◆ **Written request**: Go through the entries and transcribe each one exactly, dropping the pictures.

◆ **Given data**:
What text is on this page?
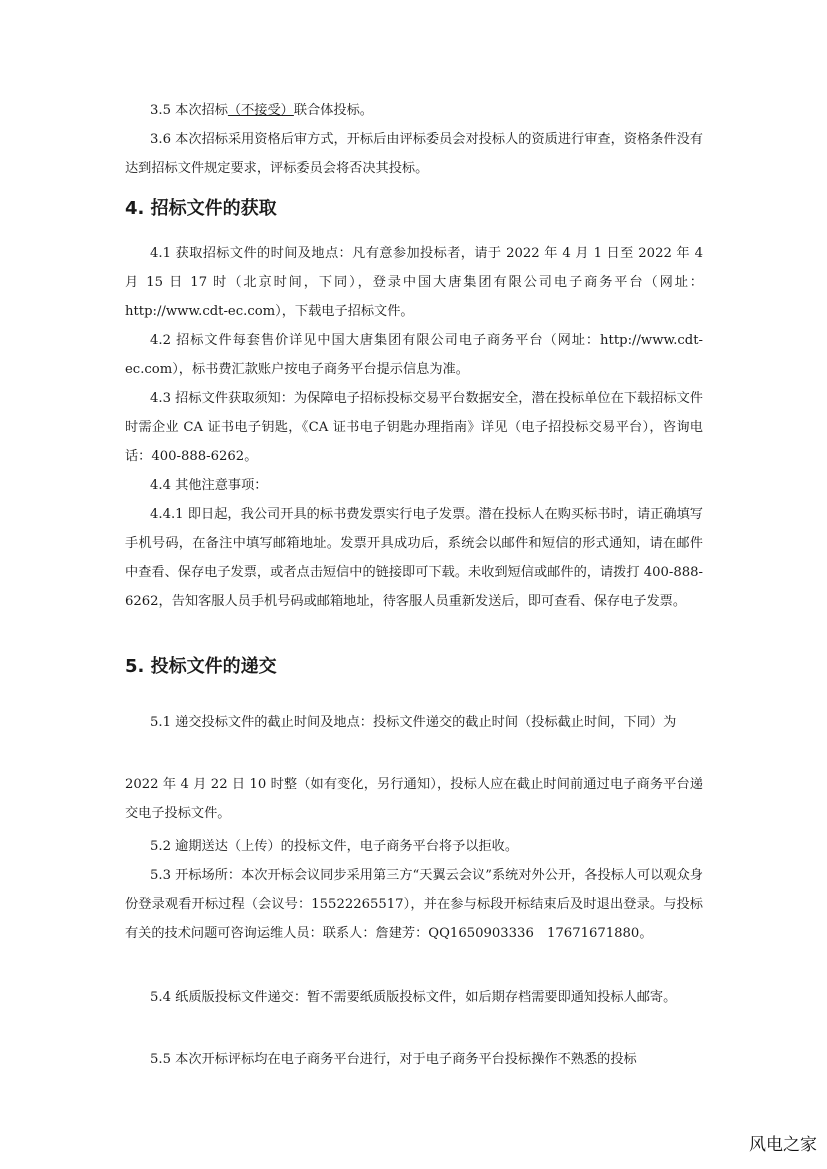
3.5 本次招标（不接受）联合体投标。

3.6 本次招标采用资格后审方式，开标后由评标委员会对投标人的资质进行审查，资格条件没有达到招标文件规定要求，评标委员会将否决其投标。

4. 招标文件的获取

4.1 获取招标文件的时间及地点：凡有意参加投标者，请于 2022 年 4 月 1 日至 2022 年 4 月 15 日 17 时（北京时间，下同），登录中国大唐集团有限公司电子商务平台（网址：http://www.cdt-ec.com），下载电子招标文件。

4.2 招标文件每套售价详见中国大唐集团有限公司电子商务平台（网址：http://www.cdt-ec.com），标书费汇款账户按电子商务平台提示信息为准。

4.3 招标文件获取须知：为保障电子招标投标交易平台数据安全，潜在投标单位在下载招标文件时需企业 CA 证书电子钥匙，《CA 证书电子钥匙办理指南》详见（电子招投标交易平台），咨询电话：400-888-6262。

4.4 其他注意事项：

4.4.1 即日起，我公司开具的标书费发票实行电子发票。潜在投标人在购买标书时，请正确填写手机号码，在备注中填写邮箱地址。发票开具成功后，系统会以邮件和短信的形式通知，请在邮件中查看、保存电子发票，或者点击短信中的链接即可下载。未收到短信或邮件的，请拨打 400-888-6262，告知客服人员手机号码或邮箱地址，待客服人员重新发送后，即可查看、保存电子发票。

5. 投标文件的递交

5.1 递交投标文件的截止时间及地点：投标文件递交的截止时间（投标截止时间，下同）为

2022 年 4 月 22 日 10 时整（如有变化，另行通知），投标人应在截止时间前通过电子商务平台递交电子投标文件。

5.2 逾期送达（上传）的投标文件，电子商务平台将予以拒收。

5.3 开标场所：本次开标会议同步采用第三方“天翼云会议”系统对外公开，各投标人可以观众身份登录观看开标过程（会议号：15522265517），并在参与标段开标结束后及时退出登录。与投标有关的技术问题可咨询运维人员：联系人：詹建芳：QQ1650903336　17671671880。

5.4 纸质版投标文件递交：暂不需要纸质版投标文件，如后期存档需要即通知投标人邮寄。

5.5 本次开标评标均在电子商务平台进行，对于电子商务平台投标操作不熟悉的投标

风电之家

◆ **The result**:
What text is on this page?
3.5 本次招标（不接受）联合体投标。

3.6 本次招标采用资格后审方式，开标后由评标委员会对投标人的资质进行审查，资格条件没有达到招标文件规定要求，评标委员会将否决其投标。

4. 招标文件的获取

4.1 获取招标文件的时间及地点：凡有意参加投标者，请于 2022 年 4 月 1 日至 2022 年 4 月 15 日 17 时（北京时间，下同），登录中国大唐集团有限公司电子商务平台（网址：http://www.cdt-ec.com），下载电子招标文件。

4.2 招标文件每套售价详见中国大唐集团有限公司电子商务平台（网址：http://www.cdt-ec.com），标书费汇款账户按电子商务平台提示信息为准。

4.3 招标文件获取须知：为保障电子招标投标交易平台数据安全，潜在投标单位在下载招标文件时需企业 CA 证书电子钥匙，《CA 证书电子钥匙办理指南》详见（电子招投标交易平台），咨询电话：400-888-6262。

4.4 其他注意事项：

4.4.1 即日起，我公司开具的标书费发票实行电子发票。潜在投标人在购买标书时，请正确填写手机号码，在备注中填写邮箱地址。发票开具成功后，系统会以邮件和短信的形式通知，请在邮件中查看、保存电子发票，或者点击短信中的链接即可下载。未收到短信或邮件的，请拨打 400-888-6262，告知客服人员手机号码或邮箱地址，待客服人员重新发送后，即可查看、保存电子发票。

5. 投标文件的递交

5.1 递交投标文件的截止时间及地点：投标文件递交的截止时间（投标截止时间，下同）为

2022 年 4 月 22 日 10 时整（如有变化，另行通知），投标人应在截止时间前通过电子商务平台递交电子投标文件。

5.2 逾期送达（上传）的投标文件，电子商务平台将予以拒收。

5.3 开标场所：本次开标会议同步采用第三方“天翼云会议”系统对外公开，各投标人可以观众身份登录观看开标过程（会议号：15522265517），并在参与标段开标结束后及时退出登录。与投标有关的技术问题可咨询运维人员：联系人：詹建芳：QQ1650903336　17671671880。

5.4 纸质版投标文件递交：暂不需要纸质版投标文件，如后期存档需要即通知投标人邮寄。

5.5 本次开标评标均在电子商务平台进行，对于电子商务平台投标操作不熟悉的投标

风电之家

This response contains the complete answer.